** Opening LISTED ENTRIES block **
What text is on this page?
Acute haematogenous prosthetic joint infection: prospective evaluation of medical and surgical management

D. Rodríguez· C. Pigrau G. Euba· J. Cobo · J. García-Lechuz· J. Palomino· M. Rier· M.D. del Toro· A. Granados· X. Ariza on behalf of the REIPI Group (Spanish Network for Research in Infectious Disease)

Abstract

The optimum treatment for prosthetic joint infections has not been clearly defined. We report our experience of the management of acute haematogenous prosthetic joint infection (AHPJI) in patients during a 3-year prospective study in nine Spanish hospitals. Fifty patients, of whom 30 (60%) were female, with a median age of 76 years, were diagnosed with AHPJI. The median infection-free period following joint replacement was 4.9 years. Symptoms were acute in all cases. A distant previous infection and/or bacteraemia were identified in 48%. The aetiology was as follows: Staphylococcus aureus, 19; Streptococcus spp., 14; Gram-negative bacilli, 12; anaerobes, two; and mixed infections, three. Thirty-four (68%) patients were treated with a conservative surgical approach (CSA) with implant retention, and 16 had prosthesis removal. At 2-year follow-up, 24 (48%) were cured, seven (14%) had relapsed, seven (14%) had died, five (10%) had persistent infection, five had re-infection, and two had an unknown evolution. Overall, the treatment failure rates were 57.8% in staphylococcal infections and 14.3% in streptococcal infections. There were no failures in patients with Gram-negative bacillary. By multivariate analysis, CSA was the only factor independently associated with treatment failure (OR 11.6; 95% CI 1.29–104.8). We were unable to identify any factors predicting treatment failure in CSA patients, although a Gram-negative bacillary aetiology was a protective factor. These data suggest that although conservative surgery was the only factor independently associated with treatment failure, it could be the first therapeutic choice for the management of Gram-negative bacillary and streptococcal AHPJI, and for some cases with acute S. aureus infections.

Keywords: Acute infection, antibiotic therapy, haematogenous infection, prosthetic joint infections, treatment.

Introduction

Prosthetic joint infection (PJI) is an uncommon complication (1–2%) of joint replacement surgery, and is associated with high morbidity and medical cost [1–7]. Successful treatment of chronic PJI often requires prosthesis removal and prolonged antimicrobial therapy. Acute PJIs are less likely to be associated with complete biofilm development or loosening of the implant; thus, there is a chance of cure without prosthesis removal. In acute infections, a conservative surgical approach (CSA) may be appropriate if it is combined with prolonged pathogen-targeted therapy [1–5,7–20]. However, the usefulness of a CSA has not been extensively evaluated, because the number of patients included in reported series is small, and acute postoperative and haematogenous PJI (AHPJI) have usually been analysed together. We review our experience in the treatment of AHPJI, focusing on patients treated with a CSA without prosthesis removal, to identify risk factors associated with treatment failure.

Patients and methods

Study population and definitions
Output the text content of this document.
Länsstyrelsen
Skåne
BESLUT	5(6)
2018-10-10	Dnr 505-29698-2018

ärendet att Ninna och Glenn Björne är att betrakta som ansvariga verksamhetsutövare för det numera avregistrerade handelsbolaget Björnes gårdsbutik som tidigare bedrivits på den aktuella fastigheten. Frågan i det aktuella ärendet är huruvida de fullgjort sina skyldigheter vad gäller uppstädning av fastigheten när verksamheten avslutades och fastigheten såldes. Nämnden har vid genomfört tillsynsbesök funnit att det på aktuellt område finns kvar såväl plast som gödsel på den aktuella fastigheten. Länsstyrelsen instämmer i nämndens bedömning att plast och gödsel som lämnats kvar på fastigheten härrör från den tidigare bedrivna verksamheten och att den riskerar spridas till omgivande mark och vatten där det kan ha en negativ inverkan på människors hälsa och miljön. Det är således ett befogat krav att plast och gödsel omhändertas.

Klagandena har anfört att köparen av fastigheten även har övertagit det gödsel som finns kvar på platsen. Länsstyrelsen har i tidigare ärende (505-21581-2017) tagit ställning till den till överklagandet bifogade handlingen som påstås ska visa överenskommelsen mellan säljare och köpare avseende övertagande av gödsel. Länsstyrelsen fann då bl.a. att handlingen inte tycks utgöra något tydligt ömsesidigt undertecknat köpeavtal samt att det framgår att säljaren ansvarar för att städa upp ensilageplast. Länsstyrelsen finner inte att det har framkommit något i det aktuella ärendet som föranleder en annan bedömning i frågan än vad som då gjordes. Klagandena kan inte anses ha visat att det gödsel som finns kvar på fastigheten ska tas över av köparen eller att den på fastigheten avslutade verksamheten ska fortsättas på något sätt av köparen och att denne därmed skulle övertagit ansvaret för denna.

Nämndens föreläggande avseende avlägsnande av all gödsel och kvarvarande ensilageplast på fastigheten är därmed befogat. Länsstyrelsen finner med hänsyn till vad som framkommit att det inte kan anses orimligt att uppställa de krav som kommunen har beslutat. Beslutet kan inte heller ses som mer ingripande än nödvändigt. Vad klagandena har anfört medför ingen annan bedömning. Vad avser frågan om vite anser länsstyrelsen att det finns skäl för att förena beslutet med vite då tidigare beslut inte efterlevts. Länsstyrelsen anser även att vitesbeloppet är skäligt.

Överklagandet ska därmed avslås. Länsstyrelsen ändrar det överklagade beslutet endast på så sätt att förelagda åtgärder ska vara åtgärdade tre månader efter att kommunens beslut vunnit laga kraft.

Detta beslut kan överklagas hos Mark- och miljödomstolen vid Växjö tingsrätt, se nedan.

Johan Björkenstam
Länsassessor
** Closing LISTED ENTRIES block **
EXERCISE DIRECTIONS: Copy every line of the entries in which "this" can be found.

WRITTEN RESPONSE:
What text is on this page?
Output the text content of this document.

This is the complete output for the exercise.